* **Exercise directions**: Take every line where the string "data" appears and copy it.

Records excerpted from a collection:
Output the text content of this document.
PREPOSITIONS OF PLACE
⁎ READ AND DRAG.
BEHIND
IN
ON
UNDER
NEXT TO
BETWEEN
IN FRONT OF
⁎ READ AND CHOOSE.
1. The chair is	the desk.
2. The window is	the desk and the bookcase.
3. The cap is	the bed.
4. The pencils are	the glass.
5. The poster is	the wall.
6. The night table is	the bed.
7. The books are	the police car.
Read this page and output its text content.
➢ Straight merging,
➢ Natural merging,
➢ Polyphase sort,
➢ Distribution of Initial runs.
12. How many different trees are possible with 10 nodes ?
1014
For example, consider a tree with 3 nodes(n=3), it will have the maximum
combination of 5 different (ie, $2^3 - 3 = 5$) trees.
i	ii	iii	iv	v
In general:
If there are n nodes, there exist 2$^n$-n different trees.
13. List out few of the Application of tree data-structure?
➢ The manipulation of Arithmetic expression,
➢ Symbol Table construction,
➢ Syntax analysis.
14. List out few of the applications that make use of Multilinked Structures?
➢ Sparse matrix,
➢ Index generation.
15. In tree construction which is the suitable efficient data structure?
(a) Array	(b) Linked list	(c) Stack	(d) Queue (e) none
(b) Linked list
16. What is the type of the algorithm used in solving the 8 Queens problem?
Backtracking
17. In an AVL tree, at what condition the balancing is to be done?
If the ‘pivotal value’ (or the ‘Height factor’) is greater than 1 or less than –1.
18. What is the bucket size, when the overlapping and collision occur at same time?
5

* **Final answer**:
13. List out few of the Application of tree data-structure?
15. In tree construction which is the suitable efficient data structure?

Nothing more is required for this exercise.